> [Problem statement] Take down each entry exactly as written.

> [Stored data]
....

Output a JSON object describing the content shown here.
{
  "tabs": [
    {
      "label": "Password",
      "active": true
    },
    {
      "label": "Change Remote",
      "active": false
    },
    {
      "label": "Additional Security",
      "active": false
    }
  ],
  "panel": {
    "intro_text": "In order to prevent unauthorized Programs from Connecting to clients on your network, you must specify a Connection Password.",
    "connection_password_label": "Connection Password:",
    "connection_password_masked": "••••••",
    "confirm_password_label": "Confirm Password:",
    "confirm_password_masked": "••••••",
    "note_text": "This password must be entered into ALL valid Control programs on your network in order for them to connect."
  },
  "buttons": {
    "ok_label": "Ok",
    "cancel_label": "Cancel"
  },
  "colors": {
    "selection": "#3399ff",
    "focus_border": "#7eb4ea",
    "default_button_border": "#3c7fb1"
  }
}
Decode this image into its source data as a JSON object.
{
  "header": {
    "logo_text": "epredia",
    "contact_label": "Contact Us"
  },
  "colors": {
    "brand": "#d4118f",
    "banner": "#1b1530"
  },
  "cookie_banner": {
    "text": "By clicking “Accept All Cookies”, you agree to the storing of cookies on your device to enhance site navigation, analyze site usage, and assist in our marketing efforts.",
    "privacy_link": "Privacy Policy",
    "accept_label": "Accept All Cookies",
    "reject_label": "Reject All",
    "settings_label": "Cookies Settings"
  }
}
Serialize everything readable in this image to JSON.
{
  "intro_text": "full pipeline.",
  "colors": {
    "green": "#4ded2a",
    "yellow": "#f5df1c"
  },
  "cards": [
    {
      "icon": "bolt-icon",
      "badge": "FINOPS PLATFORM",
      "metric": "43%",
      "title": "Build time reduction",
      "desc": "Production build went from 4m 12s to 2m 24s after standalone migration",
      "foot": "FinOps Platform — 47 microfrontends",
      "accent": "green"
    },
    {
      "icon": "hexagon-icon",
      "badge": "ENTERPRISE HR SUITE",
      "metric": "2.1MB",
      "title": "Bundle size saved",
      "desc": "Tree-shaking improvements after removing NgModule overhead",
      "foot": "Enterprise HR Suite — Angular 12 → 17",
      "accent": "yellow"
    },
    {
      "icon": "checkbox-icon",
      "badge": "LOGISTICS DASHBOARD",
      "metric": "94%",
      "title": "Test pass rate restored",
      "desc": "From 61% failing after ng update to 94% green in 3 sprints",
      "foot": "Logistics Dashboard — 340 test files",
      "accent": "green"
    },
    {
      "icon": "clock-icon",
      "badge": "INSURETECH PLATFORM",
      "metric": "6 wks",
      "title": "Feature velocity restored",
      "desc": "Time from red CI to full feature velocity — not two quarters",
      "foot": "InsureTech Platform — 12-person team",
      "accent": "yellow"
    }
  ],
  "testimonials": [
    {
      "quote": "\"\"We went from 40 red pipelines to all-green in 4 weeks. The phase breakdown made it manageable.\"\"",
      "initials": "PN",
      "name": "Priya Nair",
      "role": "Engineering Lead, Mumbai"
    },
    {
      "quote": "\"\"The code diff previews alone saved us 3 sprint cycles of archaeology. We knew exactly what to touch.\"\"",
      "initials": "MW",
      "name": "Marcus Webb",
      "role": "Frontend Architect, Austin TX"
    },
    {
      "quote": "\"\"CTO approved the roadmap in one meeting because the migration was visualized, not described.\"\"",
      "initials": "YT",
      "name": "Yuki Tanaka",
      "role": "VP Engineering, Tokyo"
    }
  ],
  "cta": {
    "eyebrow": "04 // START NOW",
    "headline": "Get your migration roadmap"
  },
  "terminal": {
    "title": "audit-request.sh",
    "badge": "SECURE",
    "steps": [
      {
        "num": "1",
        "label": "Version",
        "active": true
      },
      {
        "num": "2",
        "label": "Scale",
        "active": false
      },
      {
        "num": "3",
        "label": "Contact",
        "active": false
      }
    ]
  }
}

....

> [Reply to the task]
Output a JSON object describing the content shown here.
{
  "tabs": [
    {
      "label": "Password",
      "active": true
    },
    {
      "label": "Change Remote",
      "active": false
    },
    {
      "label": "Additional Security",
      "active": false
    }
  ],
  "panel": {
    "intro_text": "In order to prevent unauthorized Programs from Connecting to clients on your network, you must specify a Connection Password.",
    "connection_password_label": "Connection Password:",
    "connection_password_masked": "••••••",
    "confirm_password_label": "Confirm Password:",
    "confirm_password_masked": "••••••",
    "note_text": "This password must be entered into ALL valid Control programs on your network in order for them to connect."
  },
  "buttons": {
    "ok_label": "Ok",
    "cancel_label": "Cancel"
  },
  "colors": {
    "selection": "#3399ff",
    "focus_border": "#7eb4ea",
    "default_button_border": "#3c7fb1"
  }
}
Decode this image into its source data as a JSON object.
{
  "header": {
    "logo_text": "epredia",
    "contact_label": "Contact Us"
  },
  "colors": {
    "brand": "#d4118f",
    "banner": "#1b1530"
  },
  "cookie_banner": {
    "text": "By clicking “Accept All Cookies”, you agree to the storing of cookies on your device to enhance site navigation, analyze site usage, and assist in our marketing efforts.",
    "privacy_link": "Privacy Policy",
    "accept_label": "Accept All Cookies",
    "reject_label": "Reject All",
    "settings_label": "Cookies Settings"
  }
}
Serialize everything readable in this image to JSON.
{
  "intro_text": "full pipeline.",
  "colors": {
    "green": "#4ded2a",
    "yellow": "#f5df1c"
  },
  "cards": [
    {
      "icon": "bolt-icon",
      "badge": "FINOPS PLATFORM",
      "metric": "43%",
      "title": "Build time reduction",
      "desc": "Production build went from 4m 12s to 2m 24s after standalone migration",
      "foot": "FinOps Platform — 47 microfrontends",
      "accent": "green"
    },
    {
      "icon": "hexagon-icon",
      "badge": "ENTERPRISE HR SUITE",
      "metric": "2.1MB",
      "title": "Bundle size saved",
      "desc": "Tree-shaking improvements after removing NgModule overhead",
      "foot": "Enterprise HR Suite — Angular 12 → 17",
      "accent": "yellow"
    },
    {
      "icon": "checkbox-icon",
      "badge": "LOGISTICS DASHBOARD",
      "metric": "94%",
      "title": "Test pass rate restored",
      "desc": "From 61% failing after ng update to 94% green in 3 sprints",
      "foot": "Logistics Dashboard — 340 test files",
      "accent": "green"
    },
    {
      "icon": "clock-icon",
      "badge": "INSURETECH PLATFORM",
      "metric": "6 wks",
      "title": "Feature velocity restored",
      "desc": "Time from red CI to full feature velocity — not two quarters",
      "foot": "InsureTech Platform — 12-person team",
      "accent": "yellow"
    }
  ],
  "testimonials": [
    {
      "quote": "\"\"We went from 40 red pipelines to all-green in 4 weeks. The phase breakdown made it manageable.\"\"",
      "initials": "PN",
      "name": "Priya Nair",
      "role": "Engineering Lead, Mumbai"
    },
    {
      "quote": "\"\"The code diff previews alone saved us 3 sprint cycles of archaeology. We knew exactly what to touch.\"\"",
      "initials": "MW",
      "name": "Marcus Webb",
      "role": "Frontend Architect, Austin TX"
    },
    {
      "quote": "\"\"CTO approved the roadmap in one meeting because the migration was visualized, not described.\"\"",
      "initials": "YT",
      "name": "Yuki Tanaka",
      "role": "VP Engineering, Tokyo"
    }
  ],
  "cta": {
    "eyebrow": "04 // START NOW",
    "headline": "Get your migration roadmap"
  },
  "terminal": {
    "title": "audit-request.sh",
    "badge": "SECURE",
    "steps": [
      {
        "num": "1",
        "label": "Version",
        "active": true
      },
      {
        "num": "2",
        "label": "Scale",
        "active": false
      },
      {
        "num": "3",
        "label": "Contact",
        "active": false
      }
    ]
  }
}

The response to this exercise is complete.